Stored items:
---+---

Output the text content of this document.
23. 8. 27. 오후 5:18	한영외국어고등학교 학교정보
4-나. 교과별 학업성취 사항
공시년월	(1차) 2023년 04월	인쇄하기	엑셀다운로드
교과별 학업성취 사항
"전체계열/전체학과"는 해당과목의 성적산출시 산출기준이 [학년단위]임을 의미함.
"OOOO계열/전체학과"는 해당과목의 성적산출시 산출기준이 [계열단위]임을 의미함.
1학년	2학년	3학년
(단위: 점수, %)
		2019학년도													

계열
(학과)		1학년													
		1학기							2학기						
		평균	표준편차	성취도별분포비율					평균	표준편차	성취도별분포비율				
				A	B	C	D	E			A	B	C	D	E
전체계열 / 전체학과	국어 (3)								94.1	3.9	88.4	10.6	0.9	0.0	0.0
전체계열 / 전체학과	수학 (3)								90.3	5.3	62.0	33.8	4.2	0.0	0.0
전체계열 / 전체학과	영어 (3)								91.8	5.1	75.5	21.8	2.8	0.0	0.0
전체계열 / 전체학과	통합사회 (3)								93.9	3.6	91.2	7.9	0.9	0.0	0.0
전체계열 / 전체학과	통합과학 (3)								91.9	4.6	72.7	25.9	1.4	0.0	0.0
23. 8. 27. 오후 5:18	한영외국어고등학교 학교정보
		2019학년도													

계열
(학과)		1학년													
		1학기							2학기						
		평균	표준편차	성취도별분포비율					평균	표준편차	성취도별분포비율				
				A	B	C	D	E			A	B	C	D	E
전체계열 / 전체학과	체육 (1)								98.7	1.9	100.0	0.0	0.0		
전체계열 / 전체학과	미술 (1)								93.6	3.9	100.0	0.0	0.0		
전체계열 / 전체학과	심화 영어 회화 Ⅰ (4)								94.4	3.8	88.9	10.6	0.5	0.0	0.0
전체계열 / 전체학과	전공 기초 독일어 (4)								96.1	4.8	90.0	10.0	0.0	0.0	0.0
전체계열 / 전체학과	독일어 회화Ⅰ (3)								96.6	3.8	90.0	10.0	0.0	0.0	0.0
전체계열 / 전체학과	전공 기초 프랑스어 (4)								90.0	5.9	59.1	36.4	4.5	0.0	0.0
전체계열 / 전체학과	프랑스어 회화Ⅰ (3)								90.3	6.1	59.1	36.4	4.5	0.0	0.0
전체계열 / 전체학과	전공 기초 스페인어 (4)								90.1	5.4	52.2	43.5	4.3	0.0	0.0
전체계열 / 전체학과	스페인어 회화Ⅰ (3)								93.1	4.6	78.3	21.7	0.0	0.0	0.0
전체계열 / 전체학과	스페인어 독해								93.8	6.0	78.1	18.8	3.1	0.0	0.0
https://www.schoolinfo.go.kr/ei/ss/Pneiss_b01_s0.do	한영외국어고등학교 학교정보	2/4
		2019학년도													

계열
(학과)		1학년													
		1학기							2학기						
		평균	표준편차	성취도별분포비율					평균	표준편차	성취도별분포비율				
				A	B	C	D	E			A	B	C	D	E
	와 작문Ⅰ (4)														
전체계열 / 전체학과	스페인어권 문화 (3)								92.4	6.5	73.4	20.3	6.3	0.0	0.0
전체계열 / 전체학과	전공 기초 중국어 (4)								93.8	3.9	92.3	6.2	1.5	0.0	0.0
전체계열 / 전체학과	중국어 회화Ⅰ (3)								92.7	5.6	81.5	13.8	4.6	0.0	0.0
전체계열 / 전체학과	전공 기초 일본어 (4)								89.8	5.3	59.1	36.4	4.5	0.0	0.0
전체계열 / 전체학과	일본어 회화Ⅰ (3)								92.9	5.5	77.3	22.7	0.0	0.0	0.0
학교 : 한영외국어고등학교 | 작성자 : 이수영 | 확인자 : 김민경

---+---

Which lines of the material contain the string "성적산출시"? List each of them.

* **Response**:
"전체계열/전체학과"는 해당과목의 성적산출시 산출기준이 [학년단위]임을 의미함.
"OOOO계열/전체학과"는 해당과목의 성적산출시 산출기준이 [계열단위]임을 의미함.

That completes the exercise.